- _WORK TO BE COMPLETED_: Give the number of lines in the data that contain "Pizzeria", and nothing more.

☆ ☆ ☆

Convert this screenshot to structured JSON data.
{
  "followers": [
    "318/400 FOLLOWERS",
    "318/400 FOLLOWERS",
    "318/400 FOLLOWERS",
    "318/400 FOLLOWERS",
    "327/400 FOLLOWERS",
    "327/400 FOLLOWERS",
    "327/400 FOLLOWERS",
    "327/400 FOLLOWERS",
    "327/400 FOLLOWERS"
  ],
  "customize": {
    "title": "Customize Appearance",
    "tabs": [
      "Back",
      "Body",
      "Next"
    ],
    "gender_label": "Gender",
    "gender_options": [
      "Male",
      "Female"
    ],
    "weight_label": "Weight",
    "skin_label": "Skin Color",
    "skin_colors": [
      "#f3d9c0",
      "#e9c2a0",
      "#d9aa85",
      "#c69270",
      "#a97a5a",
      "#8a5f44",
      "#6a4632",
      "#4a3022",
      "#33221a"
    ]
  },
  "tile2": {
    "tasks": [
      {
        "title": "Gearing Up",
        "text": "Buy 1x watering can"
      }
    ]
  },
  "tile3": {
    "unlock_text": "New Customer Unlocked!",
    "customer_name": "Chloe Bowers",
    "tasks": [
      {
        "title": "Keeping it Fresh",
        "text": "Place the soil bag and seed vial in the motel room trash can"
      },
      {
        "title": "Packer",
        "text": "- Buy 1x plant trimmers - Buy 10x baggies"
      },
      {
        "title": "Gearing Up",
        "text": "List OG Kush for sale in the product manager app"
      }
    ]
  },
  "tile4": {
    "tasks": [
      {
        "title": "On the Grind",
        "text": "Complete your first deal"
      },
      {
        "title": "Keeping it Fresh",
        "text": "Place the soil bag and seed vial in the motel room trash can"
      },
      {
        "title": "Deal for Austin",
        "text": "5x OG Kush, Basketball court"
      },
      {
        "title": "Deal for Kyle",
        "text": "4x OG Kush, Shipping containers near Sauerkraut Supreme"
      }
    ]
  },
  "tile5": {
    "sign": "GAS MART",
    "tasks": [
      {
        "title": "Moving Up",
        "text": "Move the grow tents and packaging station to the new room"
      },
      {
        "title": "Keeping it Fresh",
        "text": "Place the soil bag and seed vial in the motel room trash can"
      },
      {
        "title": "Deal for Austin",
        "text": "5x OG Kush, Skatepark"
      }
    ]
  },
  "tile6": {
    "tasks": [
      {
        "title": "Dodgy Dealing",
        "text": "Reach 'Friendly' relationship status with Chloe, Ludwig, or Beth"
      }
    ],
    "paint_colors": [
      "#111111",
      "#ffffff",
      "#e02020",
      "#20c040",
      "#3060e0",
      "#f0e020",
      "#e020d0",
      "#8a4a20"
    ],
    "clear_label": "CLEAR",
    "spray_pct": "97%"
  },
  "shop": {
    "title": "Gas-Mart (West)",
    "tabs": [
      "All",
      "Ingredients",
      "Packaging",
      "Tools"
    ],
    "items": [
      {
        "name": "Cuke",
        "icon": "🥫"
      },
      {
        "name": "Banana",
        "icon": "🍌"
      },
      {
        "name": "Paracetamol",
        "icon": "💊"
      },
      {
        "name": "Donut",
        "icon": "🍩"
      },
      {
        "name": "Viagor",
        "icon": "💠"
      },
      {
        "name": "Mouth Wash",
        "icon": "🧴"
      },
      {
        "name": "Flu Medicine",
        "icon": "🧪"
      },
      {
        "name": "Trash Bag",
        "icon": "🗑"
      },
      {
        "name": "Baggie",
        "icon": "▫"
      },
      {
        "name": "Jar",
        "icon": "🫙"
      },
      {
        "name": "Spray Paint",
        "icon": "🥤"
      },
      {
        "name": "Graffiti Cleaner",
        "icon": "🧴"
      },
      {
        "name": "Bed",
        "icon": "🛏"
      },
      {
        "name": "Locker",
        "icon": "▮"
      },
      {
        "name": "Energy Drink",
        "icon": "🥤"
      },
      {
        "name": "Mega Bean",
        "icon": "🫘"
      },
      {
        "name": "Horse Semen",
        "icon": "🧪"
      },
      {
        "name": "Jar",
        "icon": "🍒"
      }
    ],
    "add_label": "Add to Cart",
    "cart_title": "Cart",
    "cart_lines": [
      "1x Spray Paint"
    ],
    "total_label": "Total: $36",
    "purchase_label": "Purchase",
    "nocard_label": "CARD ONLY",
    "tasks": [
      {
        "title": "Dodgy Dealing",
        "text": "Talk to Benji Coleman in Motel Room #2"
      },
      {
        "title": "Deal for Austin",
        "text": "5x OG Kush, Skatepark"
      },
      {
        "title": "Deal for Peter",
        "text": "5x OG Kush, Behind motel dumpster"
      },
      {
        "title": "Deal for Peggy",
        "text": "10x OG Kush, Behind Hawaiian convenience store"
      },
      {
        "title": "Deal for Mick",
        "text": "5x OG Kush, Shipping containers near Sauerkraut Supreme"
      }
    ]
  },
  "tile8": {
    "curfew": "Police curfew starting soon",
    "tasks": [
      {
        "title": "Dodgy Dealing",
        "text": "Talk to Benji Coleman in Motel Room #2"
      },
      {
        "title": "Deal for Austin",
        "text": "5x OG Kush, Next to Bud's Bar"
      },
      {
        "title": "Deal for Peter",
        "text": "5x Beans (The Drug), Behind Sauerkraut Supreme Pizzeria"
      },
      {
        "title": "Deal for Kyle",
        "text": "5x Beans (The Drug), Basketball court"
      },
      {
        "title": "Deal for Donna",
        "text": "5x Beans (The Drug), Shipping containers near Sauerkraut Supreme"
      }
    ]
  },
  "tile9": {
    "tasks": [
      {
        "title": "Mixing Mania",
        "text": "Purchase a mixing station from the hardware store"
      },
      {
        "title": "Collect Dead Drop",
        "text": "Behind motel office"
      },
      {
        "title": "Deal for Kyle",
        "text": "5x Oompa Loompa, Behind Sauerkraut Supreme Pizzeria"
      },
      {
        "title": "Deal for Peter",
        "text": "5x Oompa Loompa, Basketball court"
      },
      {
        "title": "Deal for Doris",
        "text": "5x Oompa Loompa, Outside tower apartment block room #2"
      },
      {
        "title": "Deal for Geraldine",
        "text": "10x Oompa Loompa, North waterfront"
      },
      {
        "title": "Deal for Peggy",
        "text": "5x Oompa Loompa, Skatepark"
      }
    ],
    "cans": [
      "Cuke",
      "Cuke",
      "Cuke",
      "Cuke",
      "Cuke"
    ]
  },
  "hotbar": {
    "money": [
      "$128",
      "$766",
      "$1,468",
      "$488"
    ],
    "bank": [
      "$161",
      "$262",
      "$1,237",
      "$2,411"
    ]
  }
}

☆ ☆ ☆

- _SOLUTION TO THE PROBLEM_: 2